Stored items from a collection

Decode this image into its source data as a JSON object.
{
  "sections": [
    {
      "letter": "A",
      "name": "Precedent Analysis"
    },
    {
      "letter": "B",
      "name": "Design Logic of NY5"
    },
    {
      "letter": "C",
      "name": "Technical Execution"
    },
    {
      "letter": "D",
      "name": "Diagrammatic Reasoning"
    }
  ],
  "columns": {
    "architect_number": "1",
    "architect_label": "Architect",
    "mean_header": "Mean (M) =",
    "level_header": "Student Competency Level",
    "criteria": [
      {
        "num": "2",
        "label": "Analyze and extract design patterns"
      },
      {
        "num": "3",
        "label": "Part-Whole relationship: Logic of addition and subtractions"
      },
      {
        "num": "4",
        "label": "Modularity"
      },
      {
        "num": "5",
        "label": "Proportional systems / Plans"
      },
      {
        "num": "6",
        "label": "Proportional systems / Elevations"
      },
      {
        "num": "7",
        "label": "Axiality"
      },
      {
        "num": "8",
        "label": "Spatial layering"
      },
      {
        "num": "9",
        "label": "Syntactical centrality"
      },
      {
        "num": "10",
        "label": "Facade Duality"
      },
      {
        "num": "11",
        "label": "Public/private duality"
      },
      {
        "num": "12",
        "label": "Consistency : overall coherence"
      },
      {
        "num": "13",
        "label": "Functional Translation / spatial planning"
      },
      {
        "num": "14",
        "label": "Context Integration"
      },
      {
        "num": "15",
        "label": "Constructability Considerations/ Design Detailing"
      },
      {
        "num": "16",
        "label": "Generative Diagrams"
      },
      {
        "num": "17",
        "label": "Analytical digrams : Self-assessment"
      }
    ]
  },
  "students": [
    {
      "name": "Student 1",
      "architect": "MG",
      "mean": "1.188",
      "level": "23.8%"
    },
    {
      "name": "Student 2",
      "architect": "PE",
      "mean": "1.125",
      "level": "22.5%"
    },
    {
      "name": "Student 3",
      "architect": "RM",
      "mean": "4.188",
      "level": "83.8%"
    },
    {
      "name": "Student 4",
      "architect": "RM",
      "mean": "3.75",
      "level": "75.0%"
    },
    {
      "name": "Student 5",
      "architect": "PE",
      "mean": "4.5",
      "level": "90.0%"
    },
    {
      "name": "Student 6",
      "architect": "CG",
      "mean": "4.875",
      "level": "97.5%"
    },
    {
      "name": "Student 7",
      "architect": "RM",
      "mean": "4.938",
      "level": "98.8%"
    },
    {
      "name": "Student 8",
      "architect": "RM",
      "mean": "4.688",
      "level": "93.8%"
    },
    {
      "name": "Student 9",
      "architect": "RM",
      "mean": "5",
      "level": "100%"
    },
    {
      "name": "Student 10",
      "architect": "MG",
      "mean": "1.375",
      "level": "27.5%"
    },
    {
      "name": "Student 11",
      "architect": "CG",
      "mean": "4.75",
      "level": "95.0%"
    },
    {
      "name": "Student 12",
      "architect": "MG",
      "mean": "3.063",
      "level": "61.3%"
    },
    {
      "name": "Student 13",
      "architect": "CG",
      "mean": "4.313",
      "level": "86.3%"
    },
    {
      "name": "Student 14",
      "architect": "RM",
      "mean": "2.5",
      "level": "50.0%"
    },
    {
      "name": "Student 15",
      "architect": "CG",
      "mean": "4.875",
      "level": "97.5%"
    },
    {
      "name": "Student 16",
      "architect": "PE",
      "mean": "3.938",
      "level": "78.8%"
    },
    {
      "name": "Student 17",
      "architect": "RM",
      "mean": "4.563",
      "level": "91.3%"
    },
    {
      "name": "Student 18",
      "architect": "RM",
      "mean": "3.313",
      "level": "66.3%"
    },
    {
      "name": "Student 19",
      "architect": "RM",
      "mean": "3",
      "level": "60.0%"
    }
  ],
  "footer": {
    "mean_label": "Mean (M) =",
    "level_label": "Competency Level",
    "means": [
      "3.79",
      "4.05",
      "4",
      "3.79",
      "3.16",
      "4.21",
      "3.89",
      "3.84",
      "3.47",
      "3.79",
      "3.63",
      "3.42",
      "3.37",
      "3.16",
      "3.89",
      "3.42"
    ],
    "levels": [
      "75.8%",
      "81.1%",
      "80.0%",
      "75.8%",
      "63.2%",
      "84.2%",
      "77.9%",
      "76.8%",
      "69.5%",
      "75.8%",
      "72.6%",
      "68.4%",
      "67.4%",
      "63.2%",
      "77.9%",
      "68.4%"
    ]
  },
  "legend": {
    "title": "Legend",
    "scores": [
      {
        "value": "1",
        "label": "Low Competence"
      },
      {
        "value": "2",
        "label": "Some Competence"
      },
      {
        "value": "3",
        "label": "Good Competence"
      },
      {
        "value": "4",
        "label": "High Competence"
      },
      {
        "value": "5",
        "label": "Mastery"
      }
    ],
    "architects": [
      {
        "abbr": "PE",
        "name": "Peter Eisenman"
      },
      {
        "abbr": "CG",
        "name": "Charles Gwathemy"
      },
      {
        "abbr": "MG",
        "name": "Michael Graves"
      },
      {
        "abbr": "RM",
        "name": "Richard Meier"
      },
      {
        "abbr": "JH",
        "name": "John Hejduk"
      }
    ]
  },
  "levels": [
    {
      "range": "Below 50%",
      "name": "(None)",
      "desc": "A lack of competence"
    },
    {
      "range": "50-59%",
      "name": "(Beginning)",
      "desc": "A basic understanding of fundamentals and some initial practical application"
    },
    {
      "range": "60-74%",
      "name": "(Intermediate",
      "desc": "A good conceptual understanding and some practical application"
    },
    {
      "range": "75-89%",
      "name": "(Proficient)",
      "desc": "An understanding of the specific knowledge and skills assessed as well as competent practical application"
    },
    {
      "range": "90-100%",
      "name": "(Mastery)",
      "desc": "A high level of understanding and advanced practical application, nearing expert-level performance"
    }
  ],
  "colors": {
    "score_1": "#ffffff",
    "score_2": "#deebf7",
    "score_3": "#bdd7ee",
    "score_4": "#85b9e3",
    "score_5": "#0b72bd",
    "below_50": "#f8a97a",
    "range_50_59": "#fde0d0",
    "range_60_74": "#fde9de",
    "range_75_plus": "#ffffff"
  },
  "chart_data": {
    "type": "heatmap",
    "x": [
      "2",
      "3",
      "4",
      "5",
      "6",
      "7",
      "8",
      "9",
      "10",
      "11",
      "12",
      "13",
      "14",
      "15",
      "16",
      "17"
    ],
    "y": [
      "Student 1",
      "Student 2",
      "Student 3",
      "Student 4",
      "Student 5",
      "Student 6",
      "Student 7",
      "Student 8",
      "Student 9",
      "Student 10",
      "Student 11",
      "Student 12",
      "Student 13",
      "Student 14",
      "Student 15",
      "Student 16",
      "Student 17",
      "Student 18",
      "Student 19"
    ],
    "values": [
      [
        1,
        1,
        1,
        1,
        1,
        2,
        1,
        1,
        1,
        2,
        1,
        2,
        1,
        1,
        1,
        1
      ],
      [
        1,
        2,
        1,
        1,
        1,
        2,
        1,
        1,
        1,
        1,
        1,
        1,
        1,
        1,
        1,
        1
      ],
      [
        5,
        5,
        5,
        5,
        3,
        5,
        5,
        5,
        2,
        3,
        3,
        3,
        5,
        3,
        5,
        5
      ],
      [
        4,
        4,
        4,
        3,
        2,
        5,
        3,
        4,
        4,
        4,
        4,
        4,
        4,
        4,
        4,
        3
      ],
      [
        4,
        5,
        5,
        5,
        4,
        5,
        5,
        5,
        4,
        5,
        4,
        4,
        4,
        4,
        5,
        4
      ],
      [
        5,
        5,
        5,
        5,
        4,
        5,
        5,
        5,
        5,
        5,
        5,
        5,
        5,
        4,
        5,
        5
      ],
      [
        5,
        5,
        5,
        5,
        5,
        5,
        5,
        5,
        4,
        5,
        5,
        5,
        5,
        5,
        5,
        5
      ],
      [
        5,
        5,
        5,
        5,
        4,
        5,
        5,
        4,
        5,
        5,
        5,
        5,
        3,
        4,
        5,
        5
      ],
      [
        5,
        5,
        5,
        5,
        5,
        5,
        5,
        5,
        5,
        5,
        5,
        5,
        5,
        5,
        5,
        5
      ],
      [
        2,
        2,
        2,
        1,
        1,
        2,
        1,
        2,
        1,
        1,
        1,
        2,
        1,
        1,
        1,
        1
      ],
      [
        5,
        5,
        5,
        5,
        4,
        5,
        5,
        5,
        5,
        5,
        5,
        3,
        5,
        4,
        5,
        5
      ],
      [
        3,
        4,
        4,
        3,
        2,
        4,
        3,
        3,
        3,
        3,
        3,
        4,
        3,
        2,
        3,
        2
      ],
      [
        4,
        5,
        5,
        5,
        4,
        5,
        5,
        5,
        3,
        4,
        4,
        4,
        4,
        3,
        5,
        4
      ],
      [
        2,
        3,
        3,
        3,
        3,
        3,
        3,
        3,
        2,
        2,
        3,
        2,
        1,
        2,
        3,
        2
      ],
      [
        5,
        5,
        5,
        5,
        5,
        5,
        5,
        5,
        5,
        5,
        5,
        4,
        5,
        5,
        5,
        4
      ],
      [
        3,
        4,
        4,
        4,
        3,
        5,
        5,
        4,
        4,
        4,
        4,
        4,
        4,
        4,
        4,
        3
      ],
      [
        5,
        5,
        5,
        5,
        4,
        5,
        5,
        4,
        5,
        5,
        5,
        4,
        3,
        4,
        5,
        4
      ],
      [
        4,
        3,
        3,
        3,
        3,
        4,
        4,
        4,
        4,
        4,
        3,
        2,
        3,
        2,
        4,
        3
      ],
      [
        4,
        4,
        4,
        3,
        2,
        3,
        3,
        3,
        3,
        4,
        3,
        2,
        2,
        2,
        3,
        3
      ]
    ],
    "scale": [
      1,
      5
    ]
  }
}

Written request
Return all lines of the material above in which the word "Logic" occurs.

Written response
      "name": "Design Logic of NY5"
        "label": "Part-Whole relationship: Logic of addition and subtractions"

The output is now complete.